**Stated problem**.
All the data should come back exactly as it was given.

_ _ _

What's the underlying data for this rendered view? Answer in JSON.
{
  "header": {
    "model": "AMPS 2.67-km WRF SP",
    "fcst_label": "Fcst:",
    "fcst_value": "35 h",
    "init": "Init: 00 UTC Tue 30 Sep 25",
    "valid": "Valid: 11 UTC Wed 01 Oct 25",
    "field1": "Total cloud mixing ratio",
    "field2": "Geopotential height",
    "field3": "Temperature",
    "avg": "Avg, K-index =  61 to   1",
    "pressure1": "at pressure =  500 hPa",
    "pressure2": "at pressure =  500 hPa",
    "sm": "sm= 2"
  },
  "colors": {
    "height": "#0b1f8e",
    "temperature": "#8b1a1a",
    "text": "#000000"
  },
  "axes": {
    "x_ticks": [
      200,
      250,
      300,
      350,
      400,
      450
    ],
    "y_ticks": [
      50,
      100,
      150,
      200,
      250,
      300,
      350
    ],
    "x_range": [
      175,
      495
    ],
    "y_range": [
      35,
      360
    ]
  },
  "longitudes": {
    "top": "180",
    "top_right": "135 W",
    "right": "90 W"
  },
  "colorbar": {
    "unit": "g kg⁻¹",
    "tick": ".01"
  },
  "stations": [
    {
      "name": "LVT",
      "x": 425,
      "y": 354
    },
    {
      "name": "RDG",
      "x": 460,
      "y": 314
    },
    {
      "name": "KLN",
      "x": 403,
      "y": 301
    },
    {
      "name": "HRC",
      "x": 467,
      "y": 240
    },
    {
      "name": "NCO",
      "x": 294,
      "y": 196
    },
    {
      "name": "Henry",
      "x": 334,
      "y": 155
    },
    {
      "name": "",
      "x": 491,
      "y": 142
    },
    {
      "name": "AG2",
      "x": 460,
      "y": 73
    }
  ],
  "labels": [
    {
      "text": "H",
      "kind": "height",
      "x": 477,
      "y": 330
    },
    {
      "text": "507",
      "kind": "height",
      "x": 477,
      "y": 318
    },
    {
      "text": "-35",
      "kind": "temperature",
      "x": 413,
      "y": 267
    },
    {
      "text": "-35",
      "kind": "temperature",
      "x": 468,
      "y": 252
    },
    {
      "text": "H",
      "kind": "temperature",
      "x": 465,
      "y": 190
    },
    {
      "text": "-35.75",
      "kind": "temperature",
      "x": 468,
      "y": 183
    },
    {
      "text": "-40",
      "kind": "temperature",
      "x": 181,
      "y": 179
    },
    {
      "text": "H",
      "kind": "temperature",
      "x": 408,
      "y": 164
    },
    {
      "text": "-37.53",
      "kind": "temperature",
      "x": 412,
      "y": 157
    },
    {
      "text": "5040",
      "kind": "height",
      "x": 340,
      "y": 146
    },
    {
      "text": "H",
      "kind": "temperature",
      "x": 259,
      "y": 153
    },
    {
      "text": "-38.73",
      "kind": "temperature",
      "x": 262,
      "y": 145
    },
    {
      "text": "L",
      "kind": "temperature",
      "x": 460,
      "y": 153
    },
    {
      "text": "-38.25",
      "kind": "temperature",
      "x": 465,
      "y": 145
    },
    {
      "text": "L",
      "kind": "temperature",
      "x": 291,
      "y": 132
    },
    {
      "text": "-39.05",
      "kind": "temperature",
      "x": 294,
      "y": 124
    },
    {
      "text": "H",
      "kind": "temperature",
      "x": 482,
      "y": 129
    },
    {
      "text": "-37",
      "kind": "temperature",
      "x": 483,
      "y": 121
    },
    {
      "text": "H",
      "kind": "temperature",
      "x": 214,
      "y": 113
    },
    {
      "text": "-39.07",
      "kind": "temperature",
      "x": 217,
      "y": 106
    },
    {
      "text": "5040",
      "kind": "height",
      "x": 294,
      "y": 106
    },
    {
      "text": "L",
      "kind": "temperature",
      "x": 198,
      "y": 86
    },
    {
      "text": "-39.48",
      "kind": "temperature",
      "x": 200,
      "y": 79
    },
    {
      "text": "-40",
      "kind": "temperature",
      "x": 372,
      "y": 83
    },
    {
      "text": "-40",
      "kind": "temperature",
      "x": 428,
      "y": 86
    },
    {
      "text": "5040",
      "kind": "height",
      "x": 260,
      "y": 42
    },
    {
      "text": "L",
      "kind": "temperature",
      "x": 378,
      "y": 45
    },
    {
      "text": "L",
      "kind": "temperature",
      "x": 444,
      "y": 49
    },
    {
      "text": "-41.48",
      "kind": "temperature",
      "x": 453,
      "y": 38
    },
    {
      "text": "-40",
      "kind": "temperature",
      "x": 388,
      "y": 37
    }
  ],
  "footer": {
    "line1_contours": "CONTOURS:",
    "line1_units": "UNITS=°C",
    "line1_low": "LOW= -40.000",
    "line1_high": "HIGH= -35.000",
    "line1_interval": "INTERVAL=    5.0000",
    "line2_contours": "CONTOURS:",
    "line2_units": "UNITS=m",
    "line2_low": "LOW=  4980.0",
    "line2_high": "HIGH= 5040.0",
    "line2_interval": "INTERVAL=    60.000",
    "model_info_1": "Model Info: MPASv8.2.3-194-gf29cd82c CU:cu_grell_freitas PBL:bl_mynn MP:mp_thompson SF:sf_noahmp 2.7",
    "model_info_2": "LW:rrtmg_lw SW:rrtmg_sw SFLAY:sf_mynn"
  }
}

_ _ _

**Result**.
What's the underlying data for this rendered view? Answer in JSON.
{
  "header": {
    "model": "AMPS 2.67-km WRF SP",
    "fcst_label": "Fcst:",
    "fcst_value": "35 h",
    "init": "Init: 00 UTC Tue 30 Sep 25",
    "valid": "Valid: 11 UTC Wed 01 Oct 25",
    "field1": "Total cloud mixing ratio",
    "field2": "Geopotential height",
    "field3": "Temperature",
    "avg": "Avg, K-index =  61 to   1",
    "pressure1": "at pressure =  500 hPa",
    "pressure2": "at pressure =  500 hPa",
    "sm": "sm= 2"
  },
  "colors": {
    "height": "#0b1f8e",
    "temperature": "#8b1a1a",
    "text": "#000000"
  },
  "axes": {
    "x_ticks": [
      200,
      250,
      300,
      350,
      400,
      450
    ],
    "y_ticks": [
      50,
      100,
      150,
      200,
      250,
      300,
      350
    ],
    "x_range": [
      175,
      495
    ],
    "y_range": [
      35,
      360
    ]
  },
  "longitudes": {
    "top": "180",
    "top_right": "135 W",
    "right": "90 W"
  },
  "colorbar": {
    "unit": "g kg⁻¹",
    "tick": ".01"
  },
  "stations": [
    {
      "name": "LVT",
      "x": 425,
      "y": 354
    },
    {
      "name": "RDG",
      "x": 460,
      "y": 314
    },
    {
      "name": "KLN",
      "x": 403,
      "y": 301
    },
    {
      "name": "HRC",
      "x": 467,
      "y": 240
    },
    {
      "name": "NCO",
      "x": 294,
      "y": 196
    },
    {
      "name": "Henry",
      "x": 334,
      "y": 155
    },
    {
      "name": "",
      "x": 491,
      "y": 142
    },
    {
      "name": "AG2",
      "x": 460,
      "y": 73
    }
  ],
  "labels": [
    {
      "text": "H",
      "kind": "height",
      "x": 477,
      "y": 330
    },
    {
      "text": "507",
      "kind": "height",
      "x": 477,
      "y": 318
    },
    {
      "text": "-35",
      "kind": "temperature",
      "x": 413,
      "y": 267
    },
    {
      "text": "-35",
      "kind": "temperature",
      "x": 468,
      "y": 252
    },
    {
      "text": "H",
      "kind": "temperature",
      "x": 465,
      "y": 190
    },
    {
      "text": "-35.75",
      "kind": "temperature",
      "x": 468,
      "y": 183
    },
    {
      "text": "-40",
      "kind": "temperature",
      "x": 181,
      "y": 179
    },
    {
      "text": "H",
      "kind": "temperature",
      "x": 408,
      "y": 164
    },
    {
      "text": "-37.53",
      "kind": "temperature",
      "x": 412,
      "y": 157
    },
    {
      "text": "5040",
      "kind": "height",
      "x": 340,
      "y": 146
    },
    {
      "text": "H",
      "kind": "temperature",
      "x": 259,
      "y": 153
    },
    {
      "text": "-38.73",
      "kind": "temperature",
      "x": 262,
      "y": 145
    },
    {
      "text": "L",
      "kind": "temperature",
      "x": 460,
      "y": 153
    },
    {
      "text": "-38.25",
      "kind": "temperature",
      "x": 465,
      "y": 145
    },
    {
      "text": "L",
      "kind": "temperature",
      "x": 291,
      "y": 132
    },
    {
      "text": "-39.05",
      "kind": "temperature",
      "x": 294,
      "y": 124
    },
    {
      "text": "H",
      "kind": "temperature",
      "x": 482,
      "y": 129
    },
    {
      "text": "-37",
      "kind": "temperature",
      "x": 483,
      "y": 121
    },
    {
      "text": "H",
      "kind": "temperature",
      "x": 214,
      "y": 113
    },
    {
      "text": "-39.07",
      "kind": "temperature",
      "x": 217,
      "y": 106
    },
    {
      "text": "5040",
      "kind": "height",
      "x": 294,
      "y": 106
    },
    {
      "text": "L",
      "kind": "temperature",
      "x": 198,
      "y": 86
    },
    {
      "text": "-39.48",
      "kind": "temperature",
      "x": 200,
      "y": 79
    },
    {
      "text": "-40",
      "kind": "temperature",
      "x": 372,
      "y": 83
    },
    {
      "text": "-40",
      "kind": "temperature",
      "x": 428,
      "y": 86
    },
    {
      "text": "5040",
      "kind": "height",
      "x": 260,
      "y": 42
    },
    {
      "text": "L",
      "kind": "temperature",
      "x": 378,
      "y": 45
    },
    {
      "text": "L",
      "kind": "temperature",
      "x": 444,
      "y": 49
    },
    {
      "text": "-41.48",
      "kind": "temperature",
      "x": 453,
      "y": 38
    },
    {
      "text": "-40",
      "kind": "temperature",
      "x": 388,
      "y": 37
    }
  ],
  "footer": {
    "line1_contours": "CONTOURS:",
    "line1_units": "UNITS=°C",
    "line1_low": "LOW= -40.000",
    "line1_high": "HIGH= -35.000",
    "line1_interval": "INTERVAL=    5.0000",
    "line2_contours": "CONTOURS:",
    "line2_units": "UNITS=m",
    "line2_low": "LOW=  4980.0",
    "line2_high": "HIGH= 5040.0",
    "line2_interval": "INTERVAL=    60.000",
    "model_info_1": "Model Info: MPASv8.2.3-194-gf29cd82c CU:cu_grell_freitas PBL:bl_mynn MP:mp_thompson SF:sf_noahmp 2.7",
    "model_info_2": "LW:rrtmg_lw SW:rrtmg_sw SFLAY:sf_mynn"
  }
}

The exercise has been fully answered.